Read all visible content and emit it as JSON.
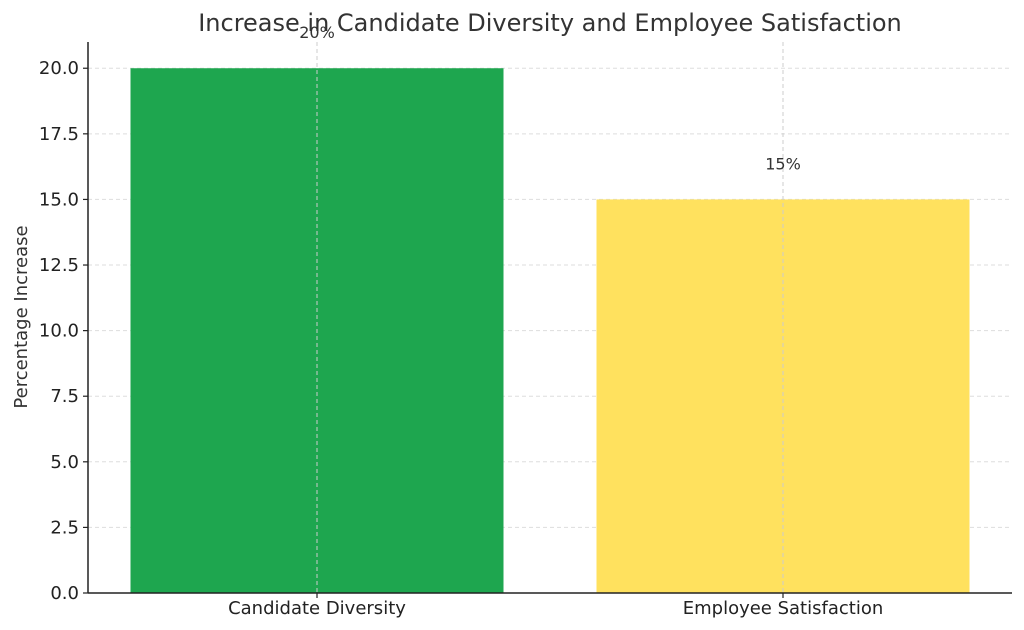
{
  "chart_data": {
    "type": "bar",
    "title": "Increase in Candidate Diversity and Employee Satisfaction",
    "ylabel": "Percentage Increase",
    "xlabel": "",
    "categories": [
      "Candidate Diversity",
      "Employee Satisfaction"
    ],
    "values": [
      20,
      15
    ],
    "value_labels": [
      "20%",
      "15%"
    ],
    "colors": [
      "#1ea64f",
      "#ffe15e"
    ],
    "ylim": [
      0,
      21
    ],
    "yticks": [
      0.0,
      2.5,
      5.0,
      7.5,
      10.0,
      12.5,
      15.0,
      17.5,
      20.0
    ],
    "ytick_labels": [
      "0.0",
      "2.5",
      "5.0",
      "7.5",
      "10.0",
      "12.5",
      "15.0",
      "17.5",
      "20.0"
    ],
    "grid": true
  }
}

+-------+

> What the exercise asks
Look through the entries above for the word "Candidate". Copy every line where it shows up.

> Reply to the exercise
    "title": "Increase in Candidate Diversity and Employee Satisfaction",
      "Candidate Diversity",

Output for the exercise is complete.